Records excerpted from a collection

• • •

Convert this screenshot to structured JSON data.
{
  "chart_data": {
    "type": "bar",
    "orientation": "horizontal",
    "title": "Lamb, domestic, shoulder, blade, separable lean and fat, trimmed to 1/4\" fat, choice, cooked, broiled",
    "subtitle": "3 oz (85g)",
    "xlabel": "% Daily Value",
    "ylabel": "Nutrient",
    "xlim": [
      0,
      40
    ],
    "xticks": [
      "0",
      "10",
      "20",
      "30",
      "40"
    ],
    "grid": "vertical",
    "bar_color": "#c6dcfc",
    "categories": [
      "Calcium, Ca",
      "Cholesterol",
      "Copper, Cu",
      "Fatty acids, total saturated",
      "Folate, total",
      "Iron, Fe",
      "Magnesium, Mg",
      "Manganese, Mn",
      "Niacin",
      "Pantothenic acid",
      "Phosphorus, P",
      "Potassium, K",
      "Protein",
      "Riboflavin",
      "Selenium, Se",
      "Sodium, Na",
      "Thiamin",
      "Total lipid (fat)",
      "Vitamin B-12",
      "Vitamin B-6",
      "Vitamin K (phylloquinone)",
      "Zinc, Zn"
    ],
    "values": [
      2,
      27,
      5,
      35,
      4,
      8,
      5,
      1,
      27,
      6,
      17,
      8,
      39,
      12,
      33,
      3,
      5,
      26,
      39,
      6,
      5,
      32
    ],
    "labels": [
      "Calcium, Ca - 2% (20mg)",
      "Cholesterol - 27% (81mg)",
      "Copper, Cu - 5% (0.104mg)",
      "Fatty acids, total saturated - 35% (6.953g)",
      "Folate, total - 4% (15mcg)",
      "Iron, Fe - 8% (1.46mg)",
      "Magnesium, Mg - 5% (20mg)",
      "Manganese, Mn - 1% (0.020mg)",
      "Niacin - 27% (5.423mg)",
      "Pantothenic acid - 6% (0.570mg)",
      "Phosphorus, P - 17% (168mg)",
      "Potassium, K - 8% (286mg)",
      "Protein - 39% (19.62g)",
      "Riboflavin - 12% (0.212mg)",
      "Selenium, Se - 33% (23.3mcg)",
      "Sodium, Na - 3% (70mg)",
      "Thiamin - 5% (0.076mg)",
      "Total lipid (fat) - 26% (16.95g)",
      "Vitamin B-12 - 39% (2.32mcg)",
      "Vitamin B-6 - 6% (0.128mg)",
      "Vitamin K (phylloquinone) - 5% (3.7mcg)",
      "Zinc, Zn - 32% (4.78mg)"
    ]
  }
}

• • •

EXERCISE DIRECTIONS:
In full and exactly as written, repeat the data.

TASK SOLUTION:
Convert this screenshot to structured JSON data.
{
  "chart_data": {
    "type": "bar",
    "orientation": "horizontal",
    "title": "Lamb, domestic, shoulder, blade, separable lean and fat, trimmed to 1/4\" fat, choice, cooked, broiled",
    "subtitle": "3 oz (85g)",
    "xlabel": "% Daily Value",
    "ylabel": "Nutrient",
    "xlim": [
      0,
      40
    ],
    "xticks": [
      "0",
      "10",
      "20",
      "30",
      "40"
    ],
    "grid": "vertical",
    "bar_color": "#c6dcfc",
    "categories": [
      "Calcium, Ca",
      "Cholesterol",
      "Copper, Cu",
      "Fatty acids, total saturated",
      "Folate, total",
      "Iron, Fe",
      "Magnesium, Mg",
      "Manganese, Mn",
      "Niacin",
      "Pantothenic acid",
      "Phosphorus, P",
      "Potassium, K",
      "Protein",
      "Riboflavin",
      "Selenium, Se",
      "Sodium, Na",
      "Thiamin",
      "Total lipid (fat)",
      "Vitamin B-12",
      "Vitamin B-6",
      "Vitamin K (phylloquinone)",
      "Zinc, Zn"
    ],
    "values": [
      2,
      27,
      5,
      35,
      4,
      8,
      5,
      1,
      27,
      6,
      17,
      8,
      39,
      12,
      33,
      3,
      5,
      26,
      39,
      6,
      5,
      32
    ],
    "labels": [
      "Calcium, Ca - 2% (20mg)",
      "Cholesterol - 27% (81mg)",
      "Copper, Cu - 5% (0.104mg)",
      "Fatty acids, total saturated - 35% (6.953g)",
      "Folate, total - 4% (15mcg)",
      "Iron, Fe - 8% (1.46mg)",
      "Magnesium, Mg - 5% (20mg)",
      "Manganese, Mn - 1% (0.020mg)",
      "Niacin - 27% (5.423mg)",
      "Pantothenic acid - 6% (0.570mg)",
      "Phosphorus, P - 17% (168mg)",
      "Potassium, K - 8% (286mg)",
      "Protein - 39% (19.62g)",
      "Riboflavin - 12% (0.212mg)",
      "Selenium, Se - 33% (23.3mcg)",
      "Sodium, Na - 3% (70mg)",
      "Thiamin - 5% (0.076mg)",
      "Total lipid (fat) - 26% (16.95g)",
      "Vitamin B-12 - 39% (2.32mcg)",
      "Vitamin B-6 - 6% (0.128mg)",
      "Vitamin K (phylloquinone) - 5% (3.7mcg)",
      "Zinc, Zn - 32% (4.78mg)"
    ]
  }
}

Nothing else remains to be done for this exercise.